--- SUPPLIED MATERIAL ---

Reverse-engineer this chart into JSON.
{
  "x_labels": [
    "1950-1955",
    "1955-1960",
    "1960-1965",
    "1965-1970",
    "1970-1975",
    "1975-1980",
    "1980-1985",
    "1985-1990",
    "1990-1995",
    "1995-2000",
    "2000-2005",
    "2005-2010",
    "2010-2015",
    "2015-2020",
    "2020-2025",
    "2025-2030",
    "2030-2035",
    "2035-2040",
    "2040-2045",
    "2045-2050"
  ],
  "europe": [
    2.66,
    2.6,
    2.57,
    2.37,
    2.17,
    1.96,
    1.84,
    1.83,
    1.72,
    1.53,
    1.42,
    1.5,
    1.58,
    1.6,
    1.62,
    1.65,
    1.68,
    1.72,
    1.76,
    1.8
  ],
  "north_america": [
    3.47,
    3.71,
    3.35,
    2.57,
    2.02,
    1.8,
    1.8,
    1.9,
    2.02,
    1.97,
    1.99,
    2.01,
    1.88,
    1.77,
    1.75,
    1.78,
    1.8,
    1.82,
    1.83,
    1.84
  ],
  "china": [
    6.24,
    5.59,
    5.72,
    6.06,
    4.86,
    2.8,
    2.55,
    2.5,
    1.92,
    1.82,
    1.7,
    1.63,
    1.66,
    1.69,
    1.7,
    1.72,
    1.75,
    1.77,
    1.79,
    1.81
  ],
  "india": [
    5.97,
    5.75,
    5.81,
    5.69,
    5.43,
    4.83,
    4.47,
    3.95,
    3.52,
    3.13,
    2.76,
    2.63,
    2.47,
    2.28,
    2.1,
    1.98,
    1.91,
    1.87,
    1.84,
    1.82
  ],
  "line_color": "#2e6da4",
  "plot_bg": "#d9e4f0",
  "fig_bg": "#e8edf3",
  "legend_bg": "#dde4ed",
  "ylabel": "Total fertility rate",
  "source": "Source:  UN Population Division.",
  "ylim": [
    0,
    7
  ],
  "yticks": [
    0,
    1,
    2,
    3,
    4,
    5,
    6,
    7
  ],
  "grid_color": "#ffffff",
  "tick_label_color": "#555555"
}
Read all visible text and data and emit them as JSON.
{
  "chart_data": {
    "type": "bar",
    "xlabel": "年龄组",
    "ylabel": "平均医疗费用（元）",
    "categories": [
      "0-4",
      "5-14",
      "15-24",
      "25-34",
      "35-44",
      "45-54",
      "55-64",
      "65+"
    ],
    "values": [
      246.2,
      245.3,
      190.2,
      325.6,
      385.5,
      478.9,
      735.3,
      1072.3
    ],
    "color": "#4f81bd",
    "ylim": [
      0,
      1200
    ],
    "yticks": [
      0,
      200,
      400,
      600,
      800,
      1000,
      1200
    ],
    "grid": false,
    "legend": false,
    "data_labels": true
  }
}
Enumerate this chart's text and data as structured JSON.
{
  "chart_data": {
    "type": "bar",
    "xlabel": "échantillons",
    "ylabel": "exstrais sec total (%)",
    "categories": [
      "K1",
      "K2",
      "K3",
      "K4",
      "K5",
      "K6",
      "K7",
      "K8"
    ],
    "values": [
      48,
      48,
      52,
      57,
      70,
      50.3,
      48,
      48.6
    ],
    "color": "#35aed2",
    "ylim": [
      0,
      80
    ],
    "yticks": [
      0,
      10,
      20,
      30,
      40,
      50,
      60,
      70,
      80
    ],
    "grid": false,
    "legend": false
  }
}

---

### DO THIS
Repeat precisely the lines of the data starting at the one containing "Enumerate this chart's", last line included.

### ANSWER FOR THE TASK
Enumerate this chart's text and data as structured JSON.
{
  "chart_data": {
    "type": "bar",
    "xlabel": "échantillons",
    "ylabel": "exstrais sec total (%)",
    "categories": [
      "K1",
      "K2",
      "K3",
      "K4",
      "K5",
      "K6",
      "K7",
      "K8"
    ],
    "values": [
      48,
      48,
      52,
      57,
      70,
      50.3,
      48,
      48.6
    ],
    "color": "#35aed2",
    "ylim": [
      0,
      80
    ],
    "yticks": [
      0,
      10,
      20,
      30,
      40,
      50,
      60,
      70,
      80
    ],
    "grid": false,
    "legend": false
  }
}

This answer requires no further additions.